WHAT YOU ARE ASKED TO DO ::
Among the lines of this listing, determine how many contain the string "Team". Answer with the number only.

[Data entries]
----

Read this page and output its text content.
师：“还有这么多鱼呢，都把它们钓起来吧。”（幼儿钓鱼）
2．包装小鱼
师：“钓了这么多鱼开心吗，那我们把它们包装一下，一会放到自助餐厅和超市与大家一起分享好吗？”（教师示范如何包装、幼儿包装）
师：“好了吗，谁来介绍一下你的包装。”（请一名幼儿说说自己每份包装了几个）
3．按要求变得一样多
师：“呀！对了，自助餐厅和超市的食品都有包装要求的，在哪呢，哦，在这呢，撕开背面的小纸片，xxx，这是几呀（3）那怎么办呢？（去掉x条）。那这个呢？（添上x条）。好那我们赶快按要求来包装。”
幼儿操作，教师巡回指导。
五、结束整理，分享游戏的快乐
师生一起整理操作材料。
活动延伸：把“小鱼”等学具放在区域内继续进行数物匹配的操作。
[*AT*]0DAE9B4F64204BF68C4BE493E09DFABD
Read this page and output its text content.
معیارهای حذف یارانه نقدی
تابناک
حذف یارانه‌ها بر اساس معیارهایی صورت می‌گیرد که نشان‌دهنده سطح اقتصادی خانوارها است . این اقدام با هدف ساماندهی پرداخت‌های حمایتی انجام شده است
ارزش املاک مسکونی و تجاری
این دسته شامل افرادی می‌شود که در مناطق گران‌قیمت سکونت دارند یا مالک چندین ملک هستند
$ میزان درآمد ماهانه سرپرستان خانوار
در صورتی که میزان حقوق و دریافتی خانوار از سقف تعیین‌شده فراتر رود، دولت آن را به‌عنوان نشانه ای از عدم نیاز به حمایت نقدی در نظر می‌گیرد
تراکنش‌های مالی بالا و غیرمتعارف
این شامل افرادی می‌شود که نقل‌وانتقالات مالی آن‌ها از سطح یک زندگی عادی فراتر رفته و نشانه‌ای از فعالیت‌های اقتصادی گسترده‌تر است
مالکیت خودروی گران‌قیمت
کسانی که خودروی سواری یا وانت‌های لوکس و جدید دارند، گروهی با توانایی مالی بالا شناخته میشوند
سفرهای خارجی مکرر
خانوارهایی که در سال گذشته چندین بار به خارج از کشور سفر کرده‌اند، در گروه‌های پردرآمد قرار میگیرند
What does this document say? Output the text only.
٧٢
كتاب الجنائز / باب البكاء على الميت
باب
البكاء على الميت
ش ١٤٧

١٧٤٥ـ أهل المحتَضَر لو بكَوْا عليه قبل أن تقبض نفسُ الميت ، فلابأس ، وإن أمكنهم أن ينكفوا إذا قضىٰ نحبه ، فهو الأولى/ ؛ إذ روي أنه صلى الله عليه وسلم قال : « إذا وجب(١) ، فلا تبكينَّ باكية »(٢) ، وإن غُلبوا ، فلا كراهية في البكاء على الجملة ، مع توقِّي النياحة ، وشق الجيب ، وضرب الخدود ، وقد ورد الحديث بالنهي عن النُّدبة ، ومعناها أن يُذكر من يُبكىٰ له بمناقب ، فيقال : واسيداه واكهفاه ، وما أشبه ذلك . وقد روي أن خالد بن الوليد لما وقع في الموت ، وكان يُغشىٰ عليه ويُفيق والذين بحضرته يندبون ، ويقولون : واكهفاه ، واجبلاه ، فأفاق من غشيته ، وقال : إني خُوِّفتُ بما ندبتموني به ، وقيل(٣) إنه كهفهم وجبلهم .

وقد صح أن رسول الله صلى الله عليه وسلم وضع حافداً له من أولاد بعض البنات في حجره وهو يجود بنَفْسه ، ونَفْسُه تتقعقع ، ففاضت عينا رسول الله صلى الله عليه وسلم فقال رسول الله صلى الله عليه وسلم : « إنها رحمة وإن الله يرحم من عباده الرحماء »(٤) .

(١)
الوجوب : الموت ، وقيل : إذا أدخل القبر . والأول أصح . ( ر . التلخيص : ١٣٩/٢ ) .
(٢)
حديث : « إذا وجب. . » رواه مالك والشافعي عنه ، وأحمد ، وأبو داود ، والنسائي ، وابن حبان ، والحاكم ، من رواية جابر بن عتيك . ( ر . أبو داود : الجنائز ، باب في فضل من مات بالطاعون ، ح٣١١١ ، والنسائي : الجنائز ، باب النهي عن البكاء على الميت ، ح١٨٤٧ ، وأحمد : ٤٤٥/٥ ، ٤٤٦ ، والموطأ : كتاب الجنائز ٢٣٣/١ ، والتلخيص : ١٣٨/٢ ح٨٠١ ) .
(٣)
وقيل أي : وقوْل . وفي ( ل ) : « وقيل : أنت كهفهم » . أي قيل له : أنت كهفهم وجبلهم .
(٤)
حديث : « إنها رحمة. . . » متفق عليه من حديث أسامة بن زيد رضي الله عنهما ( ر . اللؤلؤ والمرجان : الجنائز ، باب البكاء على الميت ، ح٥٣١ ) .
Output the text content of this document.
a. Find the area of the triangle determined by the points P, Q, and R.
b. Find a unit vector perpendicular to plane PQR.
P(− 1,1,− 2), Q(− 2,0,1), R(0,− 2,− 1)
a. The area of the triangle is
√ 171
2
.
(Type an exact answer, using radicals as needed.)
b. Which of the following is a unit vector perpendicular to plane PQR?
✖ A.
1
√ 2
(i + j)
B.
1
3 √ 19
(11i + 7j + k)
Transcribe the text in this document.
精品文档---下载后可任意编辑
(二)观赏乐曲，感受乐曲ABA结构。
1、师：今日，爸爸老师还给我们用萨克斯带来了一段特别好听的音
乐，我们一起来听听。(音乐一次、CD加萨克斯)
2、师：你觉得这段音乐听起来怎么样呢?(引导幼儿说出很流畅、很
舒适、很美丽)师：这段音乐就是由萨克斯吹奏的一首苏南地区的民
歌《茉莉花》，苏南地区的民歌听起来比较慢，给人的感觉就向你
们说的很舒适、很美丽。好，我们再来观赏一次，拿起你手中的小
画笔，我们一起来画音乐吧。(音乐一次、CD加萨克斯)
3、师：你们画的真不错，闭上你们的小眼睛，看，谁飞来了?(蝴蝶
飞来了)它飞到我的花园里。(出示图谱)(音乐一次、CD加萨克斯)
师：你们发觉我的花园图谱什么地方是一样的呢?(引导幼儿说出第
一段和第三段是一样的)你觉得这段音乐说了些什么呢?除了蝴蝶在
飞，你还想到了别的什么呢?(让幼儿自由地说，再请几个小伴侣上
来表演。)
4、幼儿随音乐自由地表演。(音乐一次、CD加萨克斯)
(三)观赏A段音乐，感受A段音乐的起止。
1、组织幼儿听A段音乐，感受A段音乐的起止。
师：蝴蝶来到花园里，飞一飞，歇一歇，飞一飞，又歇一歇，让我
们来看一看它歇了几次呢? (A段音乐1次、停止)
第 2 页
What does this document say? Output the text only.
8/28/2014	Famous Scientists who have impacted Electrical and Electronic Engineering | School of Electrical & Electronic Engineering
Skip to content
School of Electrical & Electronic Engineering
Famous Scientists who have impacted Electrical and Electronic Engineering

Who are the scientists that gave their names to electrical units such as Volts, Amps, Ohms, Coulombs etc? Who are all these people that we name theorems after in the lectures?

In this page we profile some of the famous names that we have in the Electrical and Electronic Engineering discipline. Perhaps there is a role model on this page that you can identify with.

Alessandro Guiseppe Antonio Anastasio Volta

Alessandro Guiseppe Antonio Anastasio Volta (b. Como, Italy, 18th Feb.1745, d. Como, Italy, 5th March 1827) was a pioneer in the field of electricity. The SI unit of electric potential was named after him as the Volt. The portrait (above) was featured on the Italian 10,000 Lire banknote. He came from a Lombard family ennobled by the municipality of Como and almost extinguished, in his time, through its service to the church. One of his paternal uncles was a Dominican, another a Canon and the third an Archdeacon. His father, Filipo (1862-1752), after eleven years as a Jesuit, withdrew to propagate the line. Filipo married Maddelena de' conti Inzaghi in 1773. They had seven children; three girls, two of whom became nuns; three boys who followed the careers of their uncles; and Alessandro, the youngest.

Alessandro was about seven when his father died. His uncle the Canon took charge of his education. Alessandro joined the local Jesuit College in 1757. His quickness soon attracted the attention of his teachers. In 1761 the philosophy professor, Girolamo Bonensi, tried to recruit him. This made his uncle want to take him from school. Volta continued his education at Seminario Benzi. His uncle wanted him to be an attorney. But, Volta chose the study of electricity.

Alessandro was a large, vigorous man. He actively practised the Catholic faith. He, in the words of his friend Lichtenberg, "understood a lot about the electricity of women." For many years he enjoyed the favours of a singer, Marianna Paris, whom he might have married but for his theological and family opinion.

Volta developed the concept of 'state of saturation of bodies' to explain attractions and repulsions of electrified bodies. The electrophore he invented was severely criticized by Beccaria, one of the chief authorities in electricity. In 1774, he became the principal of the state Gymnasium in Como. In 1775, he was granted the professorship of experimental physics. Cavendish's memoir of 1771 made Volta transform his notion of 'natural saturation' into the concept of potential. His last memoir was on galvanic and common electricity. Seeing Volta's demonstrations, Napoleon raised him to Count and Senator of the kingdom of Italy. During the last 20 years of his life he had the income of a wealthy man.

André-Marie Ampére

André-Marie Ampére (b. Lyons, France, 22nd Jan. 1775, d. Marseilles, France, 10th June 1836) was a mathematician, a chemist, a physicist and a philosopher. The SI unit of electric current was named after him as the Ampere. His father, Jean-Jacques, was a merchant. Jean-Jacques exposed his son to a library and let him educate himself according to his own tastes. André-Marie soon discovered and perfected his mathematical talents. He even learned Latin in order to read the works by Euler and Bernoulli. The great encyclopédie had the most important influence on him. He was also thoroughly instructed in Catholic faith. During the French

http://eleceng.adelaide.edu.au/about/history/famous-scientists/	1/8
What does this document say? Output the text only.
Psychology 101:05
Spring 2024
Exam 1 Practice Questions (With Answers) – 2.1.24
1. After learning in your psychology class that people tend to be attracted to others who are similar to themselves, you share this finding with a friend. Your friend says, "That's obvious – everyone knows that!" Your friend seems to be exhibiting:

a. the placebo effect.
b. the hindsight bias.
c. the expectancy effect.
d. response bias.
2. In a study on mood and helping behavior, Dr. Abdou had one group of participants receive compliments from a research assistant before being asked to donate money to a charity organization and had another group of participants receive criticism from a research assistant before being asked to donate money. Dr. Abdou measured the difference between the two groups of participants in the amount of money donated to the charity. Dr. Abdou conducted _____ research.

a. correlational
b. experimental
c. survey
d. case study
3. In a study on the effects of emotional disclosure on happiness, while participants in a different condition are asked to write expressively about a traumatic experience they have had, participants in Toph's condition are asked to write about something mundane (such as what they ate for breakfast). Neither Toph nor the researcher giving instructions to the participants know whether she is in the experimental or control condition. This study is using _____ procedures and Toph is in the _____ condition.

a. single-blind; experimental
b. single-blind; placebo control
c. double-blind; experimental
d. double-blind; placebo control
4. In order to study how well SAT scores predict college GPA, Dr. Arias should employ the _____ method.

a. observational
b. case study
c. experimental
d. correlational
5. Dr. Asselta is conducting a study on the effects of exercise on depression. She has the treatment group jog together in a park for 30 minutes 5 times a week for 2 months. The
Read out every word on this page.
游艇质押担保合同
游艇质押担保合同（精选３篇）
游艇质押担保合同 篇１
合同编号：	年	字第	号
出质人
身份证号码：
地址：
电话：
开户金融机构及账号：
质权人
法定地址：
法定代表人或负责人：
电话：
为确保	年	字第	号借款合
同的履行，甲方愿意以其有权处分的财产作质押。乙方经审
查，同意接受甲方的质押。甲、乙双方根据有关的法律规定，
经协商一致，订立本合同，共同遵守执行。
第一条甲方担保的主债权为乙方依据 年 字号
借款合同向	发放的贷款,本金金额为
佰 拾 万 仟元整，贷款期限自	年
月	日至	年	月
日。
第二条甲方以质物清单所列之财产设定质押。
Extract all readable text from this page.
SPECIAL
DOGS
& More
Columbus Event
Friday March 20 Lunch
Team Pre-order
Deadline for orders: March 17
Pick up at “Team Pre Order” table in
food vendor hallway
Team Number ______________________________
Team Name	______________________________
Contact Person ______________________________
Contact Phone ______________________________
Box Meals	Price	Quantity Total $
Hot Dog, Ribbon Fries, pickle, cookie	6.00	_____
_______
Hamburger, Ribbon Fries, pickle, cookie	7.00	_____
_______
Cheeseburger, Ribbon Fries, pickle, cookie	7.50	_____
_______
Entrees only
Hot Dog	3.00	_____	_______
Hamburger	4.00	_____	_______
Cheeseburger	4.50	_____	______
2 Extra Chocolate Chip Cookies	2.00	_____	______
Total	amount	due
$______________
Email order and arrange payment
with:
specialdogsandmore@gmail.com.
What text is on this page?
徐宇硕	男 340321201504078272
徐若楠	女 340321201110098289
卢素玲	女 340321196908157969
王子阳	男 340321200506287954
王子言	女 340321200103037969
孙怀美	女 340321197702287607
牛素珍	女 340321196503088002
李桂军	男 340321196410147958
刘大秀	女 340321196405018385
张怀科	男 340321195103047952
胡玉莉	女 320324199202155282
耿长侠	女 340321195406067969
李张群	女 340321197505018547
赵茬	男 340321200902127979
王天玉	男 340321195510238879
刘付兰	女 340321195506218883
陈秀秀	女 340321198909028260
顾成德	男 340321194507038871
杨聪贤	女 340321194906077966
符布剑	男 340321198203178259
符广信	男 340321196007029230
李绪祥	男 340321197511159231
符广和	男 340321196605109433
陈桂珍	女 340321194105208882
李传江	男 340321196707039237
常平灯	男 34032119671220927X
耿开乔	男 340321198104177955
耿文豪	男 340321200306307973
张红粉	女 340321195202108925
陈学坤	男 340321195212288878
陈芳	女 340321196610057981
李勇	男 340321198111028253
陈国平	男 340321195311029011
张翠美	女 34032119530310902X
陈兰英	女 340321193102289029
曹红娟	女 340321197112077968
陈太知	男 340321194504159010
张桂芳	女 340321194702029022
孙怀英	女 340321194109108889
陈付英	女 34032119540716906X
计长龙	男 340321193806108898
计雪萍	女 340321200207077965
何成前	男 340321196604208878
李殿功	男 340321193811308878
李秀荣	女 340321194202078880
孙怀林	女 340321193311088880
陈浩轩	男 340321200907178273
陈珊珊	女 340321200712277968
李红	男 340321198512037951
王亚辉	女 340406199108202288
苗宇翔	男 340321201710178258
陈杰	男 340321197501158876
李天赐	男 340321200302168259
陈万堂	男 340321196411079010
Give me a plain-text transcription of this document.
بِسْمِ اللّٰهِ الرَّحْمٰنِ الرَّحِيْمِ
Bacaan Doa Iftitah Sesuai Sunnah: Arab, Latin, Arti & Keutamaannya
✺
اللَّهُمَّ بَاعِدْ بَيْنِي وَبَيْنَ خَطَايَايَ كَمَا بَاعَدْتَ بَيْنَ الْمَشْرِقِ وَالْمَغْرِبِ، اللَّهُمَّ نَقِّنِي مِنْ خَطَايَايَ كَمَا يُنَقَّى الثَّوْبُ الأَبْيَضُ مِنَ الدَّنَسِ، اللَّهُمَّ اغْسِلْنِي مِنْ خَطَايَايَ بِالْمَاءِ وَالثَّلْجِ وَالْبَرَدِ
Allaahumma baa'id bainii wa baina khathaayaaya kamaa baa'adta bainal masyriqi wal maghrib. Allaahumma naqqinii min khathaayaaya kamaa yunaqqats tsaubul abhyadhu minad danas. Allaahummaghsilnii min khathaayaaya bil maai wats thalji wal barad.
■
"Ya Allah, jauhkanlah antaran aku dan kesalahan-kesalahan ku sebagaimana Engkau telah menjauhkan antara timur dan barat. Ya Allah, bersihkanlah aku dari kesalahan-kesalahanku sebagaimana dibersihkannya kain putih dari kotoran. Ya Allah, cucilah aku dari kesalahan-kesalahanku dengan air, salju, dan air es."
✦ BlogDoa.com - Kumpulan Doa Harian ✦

----

EXERCISE OUTPUT ::
4